Direction >>
Please output the records below in full, exactly as given, but without the images.

Entries taken from a collection:
Start
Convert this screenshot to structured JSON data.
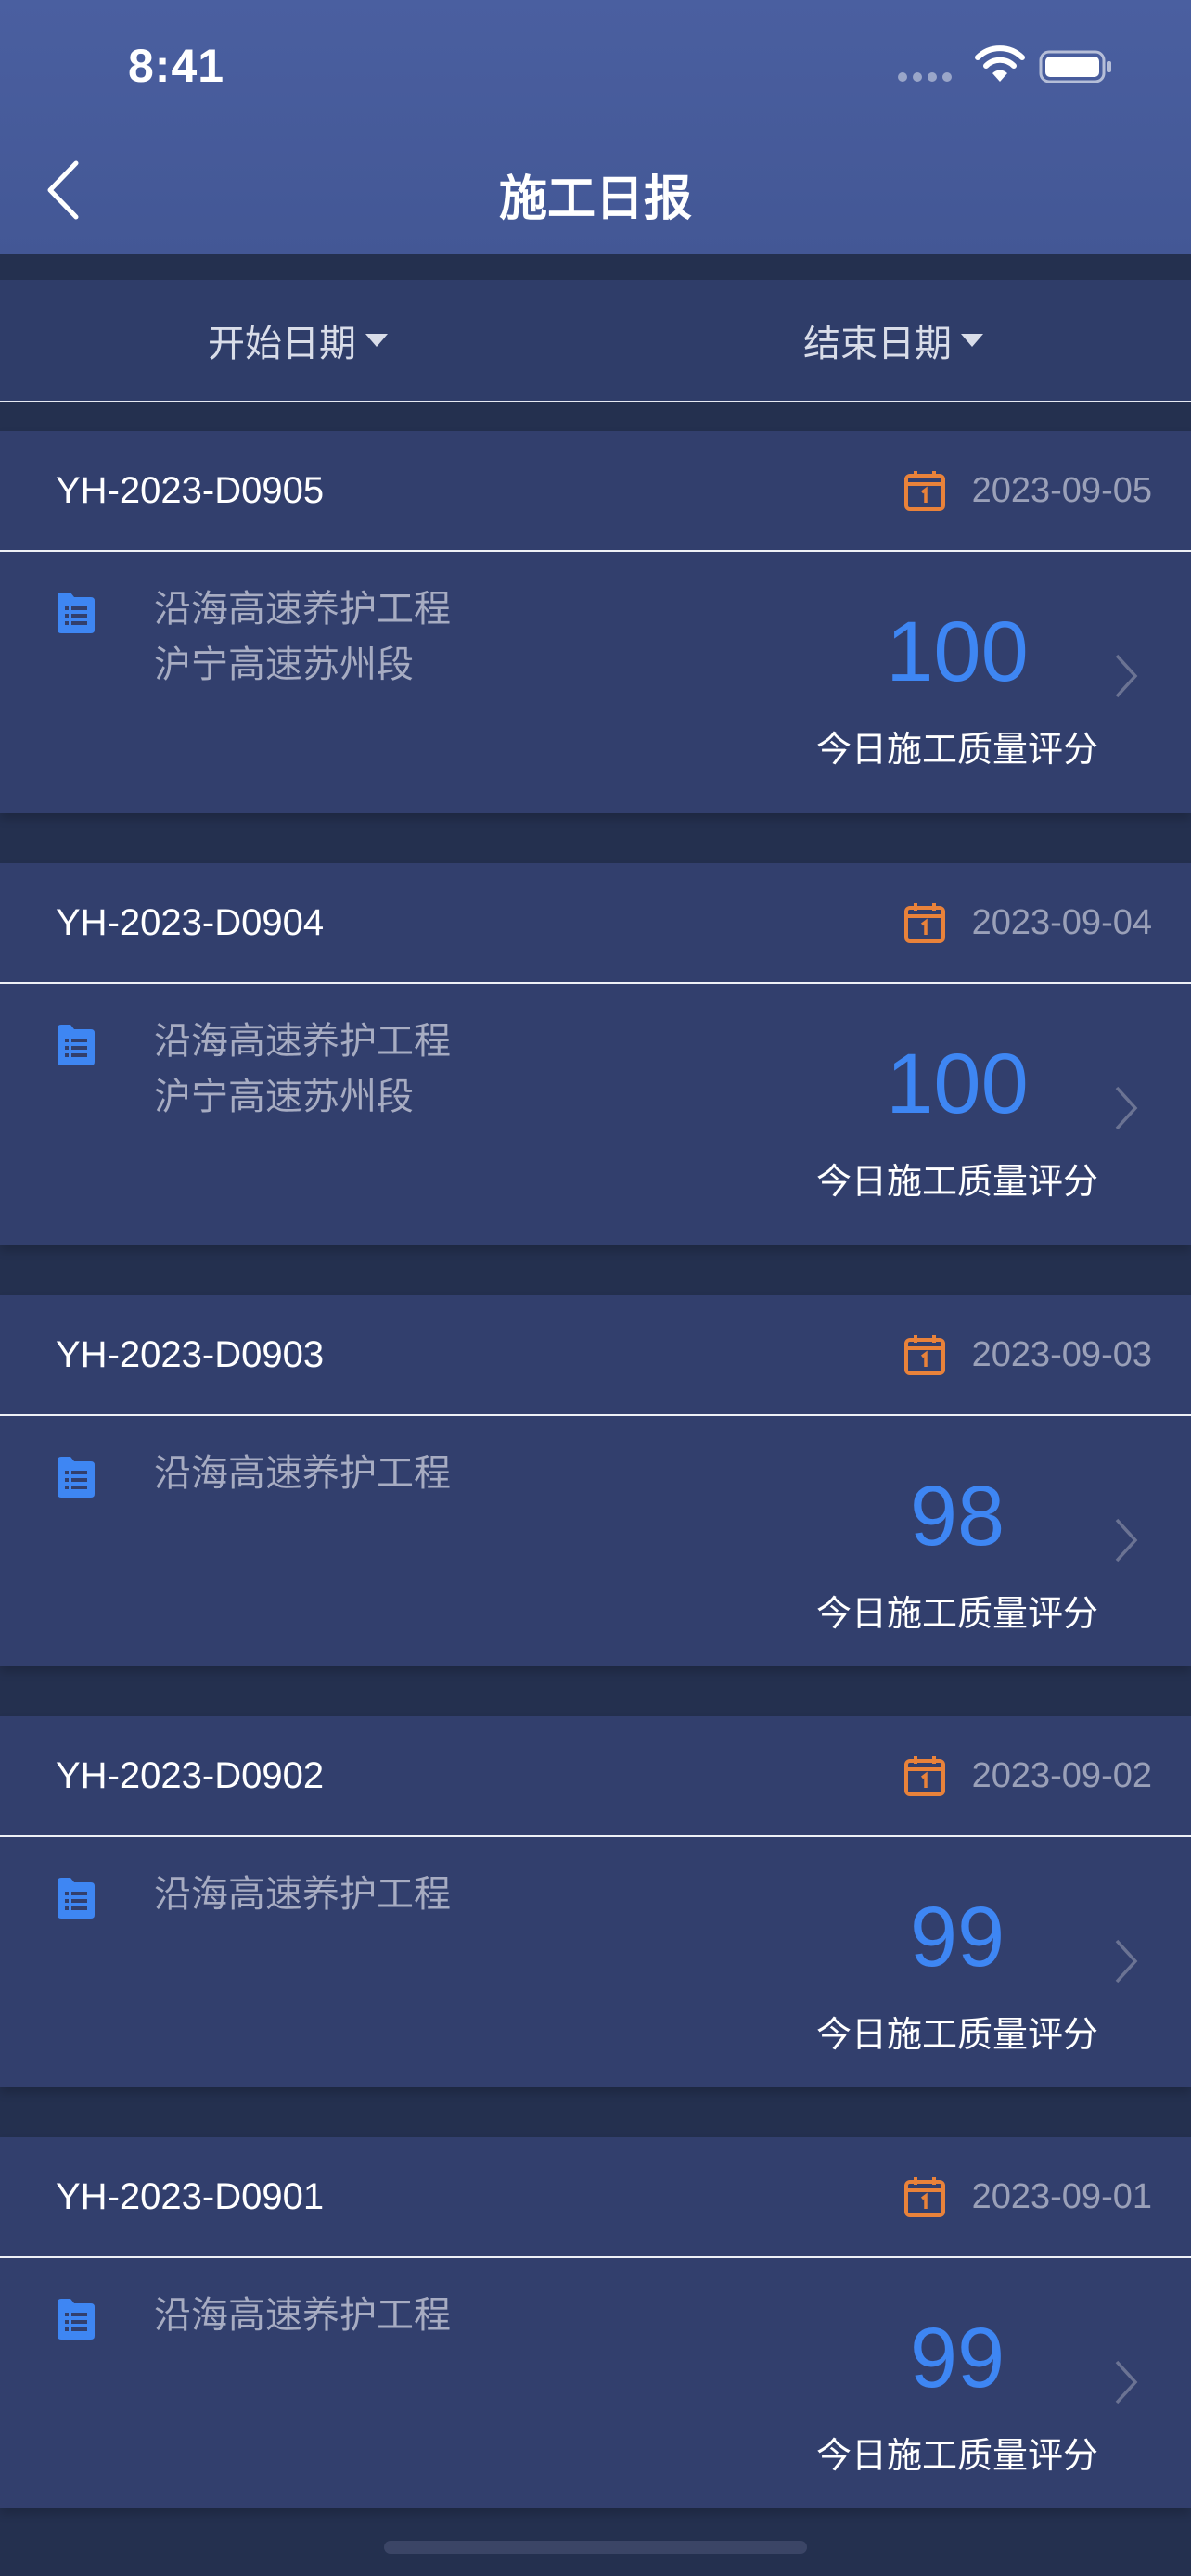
{
  "status_bar": {
    "time": "8:41"
  },
  "nav": {
    "title": "施工日报"
  },
  "filters": {
    "start_label": "开始日期",
    "end_label": "结束日期"
  },
  "colors": {
    "score_blue": "#3e86f3",
    "calendar_orange": "#e9823a",
    "doc_blue": "#3e86f3"
  },
  "reports": [
    {
      "id": "YH-2023-D0905",
      "date": "2023-09-05",
      "line1": "沿海高速养护工程",
      "line2": "沪宁高速苏州段",
      "score": "100",
      "score_label": "今日施工质量评分"
    },
    {
      "id": "YH-2023-D0904",
      "date": "2023-09-04",
      "line1": "沿海高速养护工程",
      "line2": "沪宁高速苏州段",
      "score": "100",
      "score_label": "今日施工质量评分"
    },
    {
      "id": "YH-2023-D0903",
      "date": "2023-09-03",
      "line1": "沿海高速养护工程",
      "line2": "",
      "score": "98",
      "score_label": "今日施工质量评分"
    },
    {
      "id": "YH-2023-D0902",
      "date": "2023-09-02",
      "line1": "沿海高速养护工程",
      "line2": "",
      "score": "99",
      "score_label": "今日施工质量评分"
    },
    {
      "id": "YH-2023-D0901",
      "date": "2023-09-01",
      "line1": "沿海高速养护工程",
      "line2": "",
      "score": "99",
      "score_label": "今日施工质量评分"
    }
  ]
}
End
Reply >>
Convert this screenshot to structured JSON data.
{
  "status_bar": {
    "time": "8:41"
  },
  "nav": {
    "title": "施工日报"
  },
  "filters": {
    "start_label": "开始日期",
    "end_label": "结束日期"
  },
  "colors": {
    "score_blue": "#3e86f3",
    "calendar_orange": "#e9823a",
    "doc_blue": "#3e86f3"
  },
  "reports": [
    {
      "id": "YH-2023-D0905",
      "date": "2023-09-05",
      "line1": "沿海高速养护工程",
      "line2": "沪宁高速苏州段",
      "score": "100",
      "score_label": "今日施工质量评分"
    },
    {
      "id": "YH-2023-D0904",
      "date": "2023-09-04",
      "line1": "沿海高速养护工程",
      "line2": "沪宁高速苏州段",
      "score": "100",
      "score_label": "今日施工质量评分"
    },
    {
      "id": "YH-2023-D0903",
      "date": "2023-09-03",
      "line1": "沿海高速养护工程",
      "line2": "",
      "score": "98",
      "score_label": "今日施工质量评分"
    },
    {
      "id": "YH-2023-D0902",
      "date": "2023-09-02",
      "line1": "沿海高速养护工程",
      "line2": "",
      "score": "99",
      "score_label": "今日施工质量评分"
    },
    {
      "id": "YH-2023-D0901",
      "date": "2023-09-01",
      "line1": "沿海高速养护工程",
      "line2": "",
      "score": "99",
      "score_label": "今日施工质量评分"
    }
  ]
}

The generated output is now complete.